Task: Check every line of the material below for the string "Research", and return the ones that have it.

— start Extracted material —

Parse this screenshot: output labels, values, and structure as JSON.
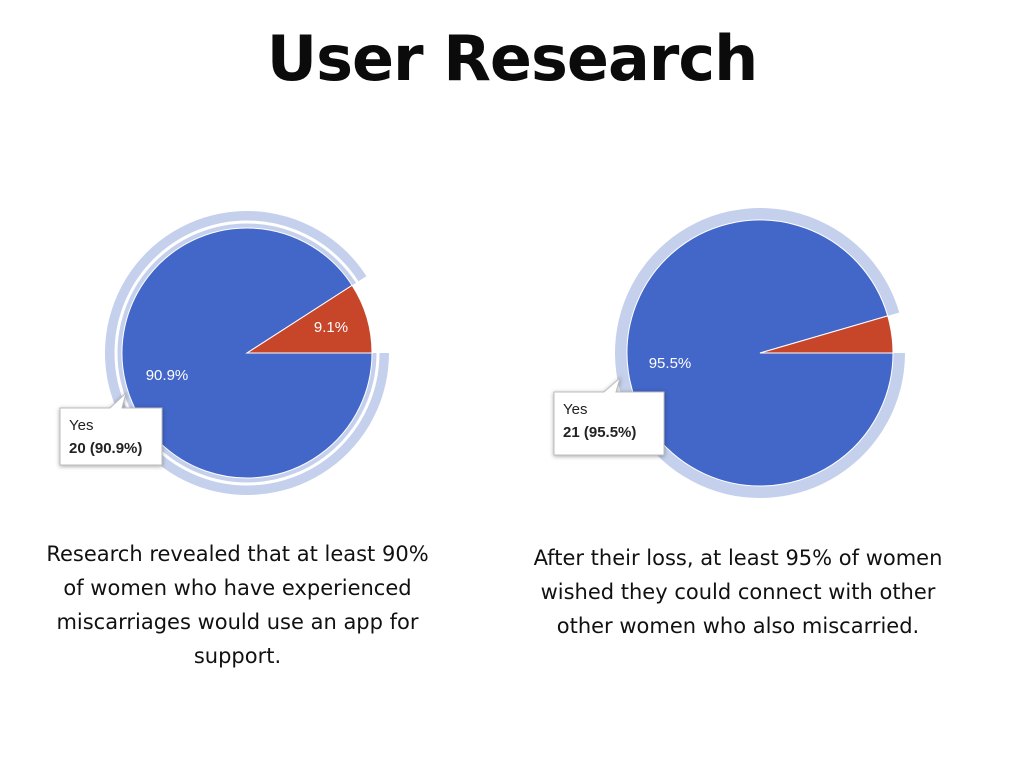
{
  "page": {
    "title": "User Research"
  },
  "colors": {
    "primary_slice": "#4366c9",
    "secondary_slice": "#c7462a",
    "highlight_ring": "#c4d0ec",
    "tooltip_border": "#bdbdbd"
  },
  "chart_data": [
    {
      "type": "pie",
      "slices": [
        {
          "label": "Yes",
          "count": 20,
          "percent": 90.9,
          "display": "90.9%",
          "color": "#4366c9"
        },
        {
          "label": "",
          "count": 2,
          "percent": 9.1,
          "display": "9.1%",
          "color": "#c7462a"
        }
      ],
      "tooltip": {
        "line1": "Yes",
        "line2": "20 (90.9%)"
      },
      "caption": "Research revealed that at least 90% of women who have experienced miscarriages would use an app for support."
    },
    {
      "type": "pie",
      "slices": [
        {
          "label": "Yes",
          "count": 21,
          "percent": 95.5,
          "display": "95.5%",
          "color": "#4366c9"
        },
        {
          "label": "",
          "count": 1,
          "percent": 4.5,
          "display": "",
          "color": "#c7462a"
        }
      ],
      "tooltip": {
        "line1": "Yes",
        "line2": "21 (95.5%)"
      },
      "caption": "After their loss, at least 95% of women wished they could connect with other other women who also miscarried."
    }
  ]
}
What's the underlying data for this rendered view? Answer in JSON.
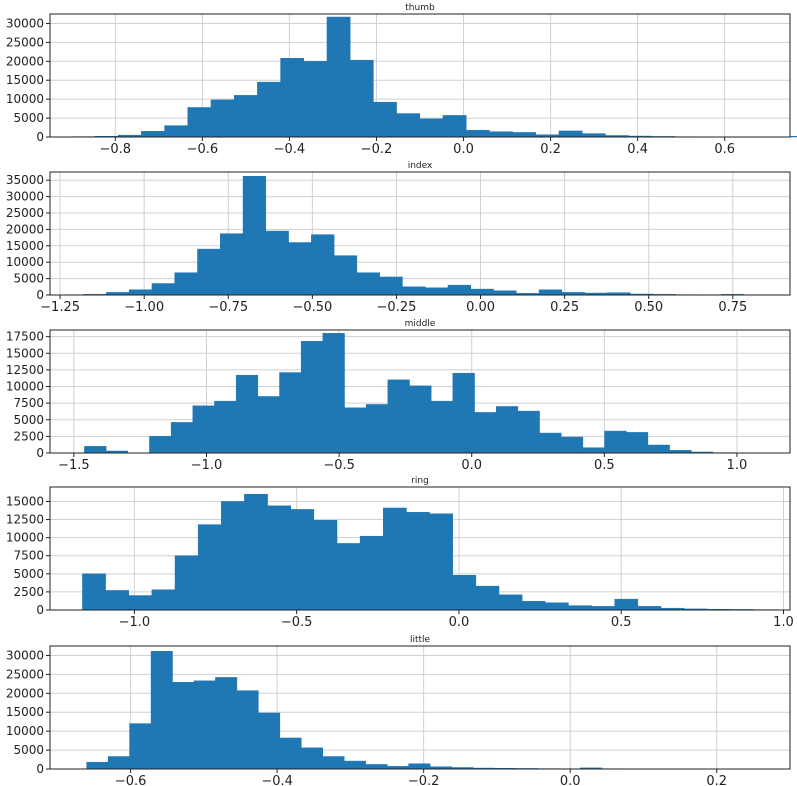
{
  "chart_data": [
    {
      "type": "bar",
      "title": "thumb",
      "xlim": [
        -0.95,
        0.75
      ],
      "ylim": [
        0,
        32500
      ],
      "xticks": [
        -0.8,
        -0.6,
        -0.4,
        -0.2,
        0.0,
        0.2,
        0.4,
        0.6
      ],
      "xtick_labels": [
        "−0.8",
        "−0.6",
        "−0.4",
        "−0.2",
        "0.0",
        "0.2",
        "0.4",
        "0.6"
      ],
      "yticks": [
        0,
        5000,
        10000,
        15000,
        20000,
        25000,
        30000
      ],
      "ytick_labels": [
        "0",
        "5000",
        "10000",
        "15000",
        "20000",
        "25000",
        "30000"
      ],
      "grid": true,
      "bin_start": -0.9,
      "bin_width": 0.0533,
      "counts": [
        100,
        200,
        500,
        1500,
        3000,
        7800,
        9800,
        11000,
        14500,
        20800,
        20000,
        31700,
        20300,
        9200,
        6200,
        4800,
        5700,
        1800,
        1400,
        1200,
        600,
        1600,
        900,
        400,
        250,
        150,
        80,
        60,
        40,
        30,
        20,
        200
      ]
    },
    {
      "type": "bar",
      "title": "index",
      "xlim": [
        -1.28,
        0.92
      ],
      "ylim": [
        0,
        37500
      ],
      "xticks": [
        -1.25,
        -1.0,
        -0.75,
        -0.5,
        -0.25,
        0.0,
        0.25,
        0.5,
        0.75
      ],
      "xtick_labels": [
        "−1.25",
        "−1.00",
        "−0.75",
        "−0.50",
        "−0.25",
        "0.00",
        "0.25",
        "0.50",
        "0.75"
      ],
      "yticks": [
        0,
        5000,
        10000,
        15000,
        20000,
        25000,
        30000,
        35000
      ],
      "ytick_labels": [
        "0",
        "5000",
        "10000",
        "15000",
        "20000",
        "25000",
        "30000",
        "35000"
      ],
      "grid": true,
      "bin_start": -1.18,
      "bin_width": 0.0677,
      "counts": [
        200,
        800,
        1600,
        3500,
        6800,
        14000,
        18700,
        36200,
        19500,
        16000,
        18400,
        12000,
        6800,
        5500,
        2500,
        2200,
        3000,
        1800,
        1300,
        500,
        1600,
        800,
        600,
        700,
        300,
        200,
        100,
        50,
        200,
        30
      ]
    },
    {
      "type": "bar",
      "title": "middle",
      "xlim": [
        -1.59,
        1.2
      ],
      "ylim": [
        0,
        18500
      ],
      "xticks": [
        -1.5,
        -1.0,
        -0.5,
        0.0,
        0.5,
        1.0
      ],
      "xtick_labels": [
        "−1.5",
        "−1.0",
        "−0.5",
        "0.0",
        "0.5",
        "1.0"
      ],
      "yticks": [
        0,
        2500,
        5000,
        7500,
        10000,
        12500,
        15000,
        17500
      ],
      "ytick_labels": [
        "0",
        "2500",
        "5000",
        "7500",
        "10000",
        "12500",
        "15000",
        "17500"
      ],
      "grid": true,
      "bin_start": -1.46,
      "bin_width": 0.0817,
      "counts": [
        1000,
        300,
        0,
        2500,
        4600,
        7100,
        7800,
        11700,
        8500,
        12100,
        16800,
        18000,
        6800,
        7300,
        11000,
        10100,
        7800,
        12000,
        6100,
        7000,
        6300,
        3000,
        2400,
        800,
        3300,
        3100,
        1200,
        400,
        150,
        50
      ]
    },
    {
      "type": "bar",
      "title": "ring",
      "xlim": [
        -1.26,
        1.02
      ],
      "ylim": [
        0,
        17000
      ],
      "xticks": [
        -1.0,
        -0.5,
        0.0,
        0.5,
        1.0
      ],
      "xtick_labels": [
        "−1.0",
        "−0.5",
        "0.0",
        "0.5",
        "1.0"
      ],
      "yticks": [
        0,
        2500,
        5000,
        7500,
        10000,
        12500,
        15000
      ],
      "ytick_labels": [
        "0",
        "2500",
        "5000",
        "7500",
        "10000",
        "12500",
        "15000"
      ],
      "grid": true,
      "bin_start": -1.16,
      "bin_width": 0.0713,
      "counts": [
        5000,
        2700,
        2000,
        2800,
        7500,
        11800,
        15000,
        16000,
        14400,
        13900,
        12400,
        9200,
        10200,
        14100,
        13500,
        13300,
        4800,
        3300,
        2100,
        1200,
        1000,
        600,
        500,
        1500,
        500,
        250,
        150,
        100,
        80,
        50
      ]
    },
    {
      "type": "bar",
      "title": "little",
      "xlim": [
        -0.71,
        0.3
      ],
      "ylim": [
        0,
        32500
      ],
      "xticks": [
        -0.6,
        -0.4,
        -0.2,
        0.0,
        0.2
      ],
      "xtick_labels": [
        "−0.6",
        "−0.4",
        "−0.2",
        "0.0",
        "0.2"
      ],
      "yticks": [
        0,
        5000,
        10000,
        15000,
        20000,
        25000,
        30000
      ],
      "ytick_labels": [
        "0",
        "5000",
        "10000",
        "15000",
        "20000",
        "25000",
        "30000"
      ],
      "grid": true,
      "bin_start": -0.66,
      "bin_width": 0.0293,
      "counts": [
        1800,
        3300,
        12000,
        31100,
        22900,
        23300,
        24200,
        20700,
        14800,
        8200,
        5600,
        3300,
        2100,
        1200,
        700,
        1400,
        600,
        400,
        250,
        200,
        150,
        100,
        80,
        300,
        80,
        40,
        20,
        10
      ]
    }
  ]
}
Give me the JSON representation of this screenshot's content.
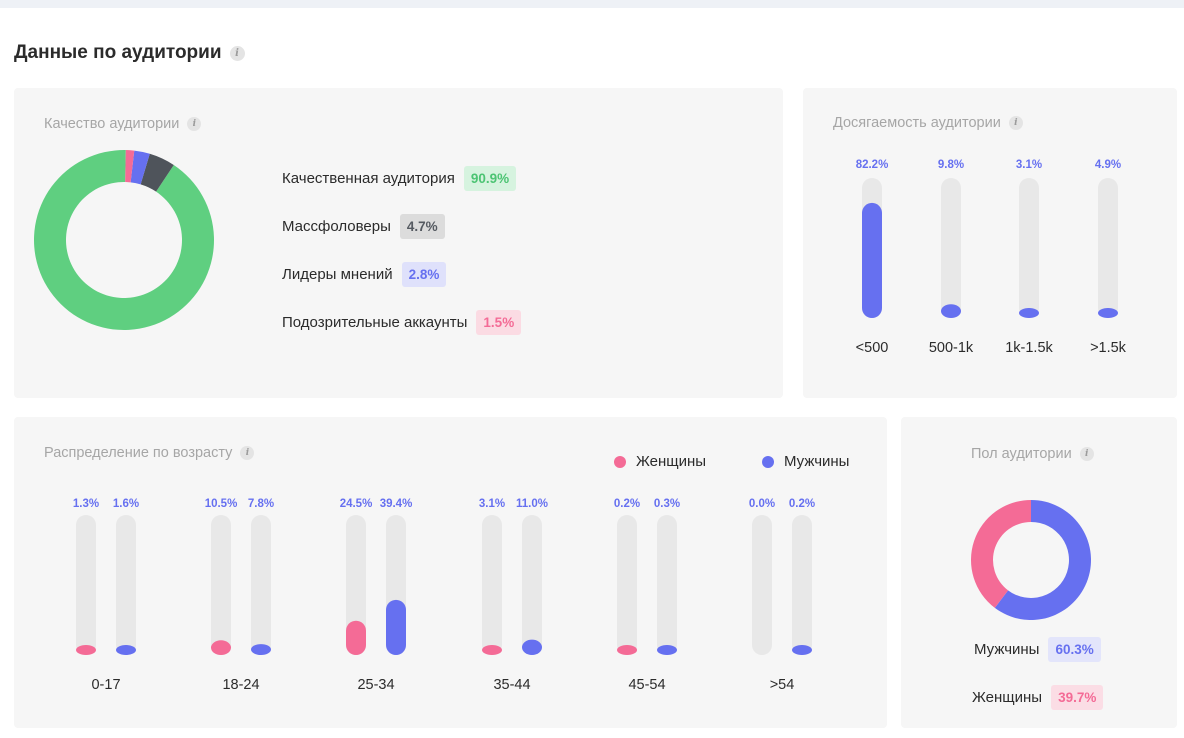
{
  "heading": "Данные по аудитории",
  "colors": {
    "green": "#5fcf80",
    "dark": "#4f545b",
    "blue": "#6670f0",
    "pink": "#f46b96",
    "track": "#e8e8e8"
  },
  "quality": {
    "title": "Качество аудитории",
    "chart_data": {
      "type": "pie",
      "labels": [
        "Качественная аудитория",
        "Массфоловеры",
        "Лидеры мнений",
        "Подозрительные аккаунты"
      ],
      "values": [
        90.9,
        4.7,
        2.8,
        1.5
      ],
      "display": [
        "90.9%",
        "4.7%",
        "2.8%",
        "1.5%"
      ]
    }
  },
  "reach": {
    "title": "Досягаемость аудитории",
    "chart_data": {
      "type": "bar",
      "categories": [
        "<500",
        "500-1k",
        "1k-1.5k",
        ">1.5k"
      ],
      "values": [
        82.2,
        9.8,
        3.1,
        4.9
      ],
      "value_labels": [
        "82.2%",
        "9.8%",
        "3.1%",
        "4.9%"
      ],
      "ylim": [
        0,
        100
      ]
    }
  },
  "age": {
    "title": "Распределение по возрасту",
    "chart_data": {
      "type": "bar",
      "categories": [
        "0-17",
        "18-24",
        "25-34",
        "35-44",
        "45-54",
        ">54"
      ],
      "ylim": [
        0,
        100
      ],
      "series": [
        {
          "name": "Женщины",
          "values": [
            1.3,
            10.5,
            24.5,
            3.1,
            0.2,
            0.0
          ],
          "labels": [
            "1.3%",
            "10.5%",
            "24.5%",
            "3.1%",
            "0.2%",
            "0.0%"
          ]
        },
        {
          "name": "Мужчины",
          "values": [
            1.6,
            7.8,
            39.4,
            11.0,
            0.3,
            0.2
          ],
          "labels": [
            "1.6%",
            "7.8%",
            "39.4%",
            "11.0%",
            "0.3%",
            "0.2%"
          ]
        }
      ]
    }
  },
  "gender": {
    "title": "Пол аудитории",
    "chart_data": {
      "type": "pie",
      "labels": [
        "Мужчины",
        "Женщины"
      ],
      "values": [
        60.3,
        39.7
      ],
      "display": [
        "60.3%",
        "39.7%"
      ]
    }
  }
}
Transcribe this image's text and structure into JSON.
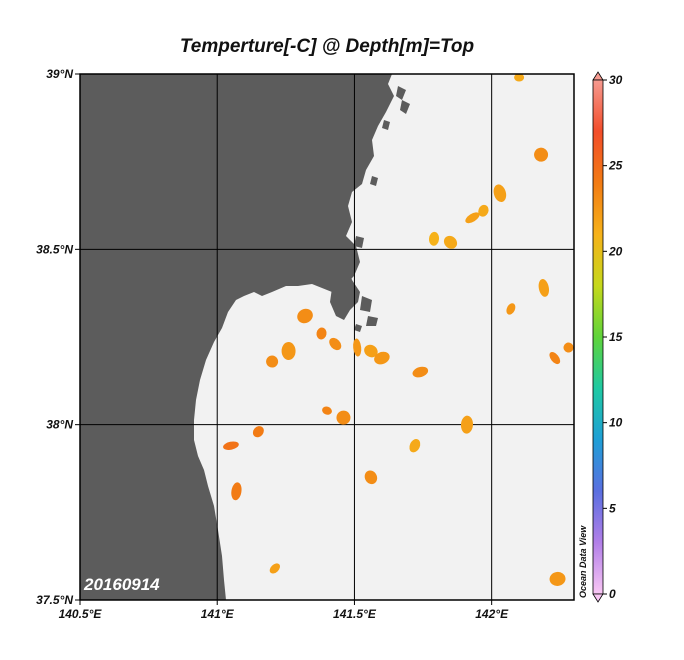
{
  "title": "Temperture[-C] @ Depth[m]=Top",
  "date_label": "20160914",
  "credit": "Ocean Data View",
  "map": {
    "lon_range": [
      140.5,
      142.3
    ],
    "lat_range": [
      37.5,
      39.0
    ],
    "lon_ticks": [
      {
        "value": 140.5,
        "label": "140.5°E"
      },
      {
        "value": 141.0,
        "label": "141°E"
      },
      {
        "value": 141.5,
        "label": "141.5°E"
      },
      {
        "value": 142.0,
        "label": "142°E"
      }
    ],
    "lat_ticks": [
      {
        "value": 39.0,
        "label": "39°N"
      },
      {
        "value": 38.5,
        "label": "38.5°N"
      },
      {
        "value": 38.0,
        "label": "38°N"
      },
      {
        "value": 37.5,
        "label": "37.5°N"
      }
    ],
    "land_color": "#5c5c5c",
    "ocean_color": "#f2f2f2",
    "grid": true
  },
  "colorbar": {
    "min": 0,
    "max": 30,
    "ticks": [
      "30",
      "25",
      "20",
      "15",
      "10",
      "5",
      "0"
    ],
    "stops": [
      "#f9c6f4",
      "#b27fe8",
      "#5a6fe0",
      "#1f9fd6",
      "#1fc9a3",
      "#5fd43a",
      "#c6d81c",
      "#f6b21a",
      "#f27b14",
      "#f24d2a",
      "#f69a90"
    ]
  },
  "chart_data": {
    "type": "scatter",
    "title": "Temperture[-C] @ Depth[m]=Top",
    "xlabel": "",
    "ylabel": "",
    "xlim": [
      140.5,
      142.3
    ],
    "ylim": [
      37.5,
      39.0
    ],
    "points": [
      {
        "lon": 142.1,
        "lat": 38.99,
        "temp": 21.5
      },
      {
        "lon": 142.18,
        "lat": 38.77,
        "temp": 23.0
      },
      {
        "lon": 142.03,
        "lat": 38.66,
        "temp": 22.0
      },
      {
        "lon": 141.97,
        "lat": 38.61,
        "temp": 21.5
      },
      {
        "lon": 141.93,
        "lat": 38.59,
        "temp": 22.0
      },
      {
        "lon": 141.79,
        "lat": 38.53,
        "temp": 21.0
      },
      {
        "lon": 141.85,
        "lat": 38.52,
        "temp": 21.5
      },
      {
        "lon": 142.19,
        "lat": 38.39,
        "temp": 22.0
      },
      {
        "lon": 142.07,
        "lat": 38.33,
        "temp": 22.5
      },
      {
        "lon": 141.32,
        "lat": 38.31,
        "temp": 23.0
      },
      {
        "lon": 141.38,
        "lat": 38.26,
        "temp": 23.5
      },
      {
        "lon": 141.43,
        "lat": 38.23,
        "temp": 23.0
      },
      {
        "lon": 141.51,
        "lat": 38.22,
        "temp": 22.5
      },
      {
        "lon": 141.56,
        "lat": 38.21,
        "temp": 22.0
      },
      {
        "lon": 141.6,
        "lat": 38.19,
        "temp": 22.5
      },
      {
        "lon": 142.28,
        "lat": 38.22,
        "temp": 23.0
      },
      {
        "lon": 142.23,
        "lat": 38.19,
        "temp": 23.5
      },
      {
        "lon": 141.26,
        "lat": 38.21,
        "temp": 22.5
      },
      {
        "lon": 141.2,
        "lat": 38.18,
        "temp": 23.0
      },
      {
        "lon": 141.74,
        "lat": 38.15,
        "temp": 23.0
      },
      {
        "lon": 141.4,
        "lat": 38.04,
        "temp": 23.5
      },
      {
        "lon": 141.46,
        "lat": 38.02,
        "temp": 23.0
      },
      {
        "lon": 141.91,
        "lat": 38.0,
        "temp": 22.0
      },
      {
        "lon": 141.15,
        "lat": 37.98,
        "temp": 24.0
      },
      {
        "lon": 141.05,
        "lat": 37.94,
        "temp": 24.5
      },
      {
        "lon": 141.72,
        "lat": 37.94,
        "temp": 21.5
      },
      {
        "lon": 141.56,
        "lat": 37.85,
        "temp": 23.0
      },
      {
        "lon": 141.07,
        "lat": 37.81,
        "temp": 24.0
      },
      {
        "lon": 141.21,
        "lat": 37.59,
        "temp": 22.0
      },
      {
        "lon": 142.24,
        "lat": 37.56,
        "temp": 22.5
      }
    ]
  }
}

— end Extracted material —

Solution to the problem:
    "title": "User Research"
      "caption": "Research revealed that at least 90% of women who have experienced miscarriages would use an app for support."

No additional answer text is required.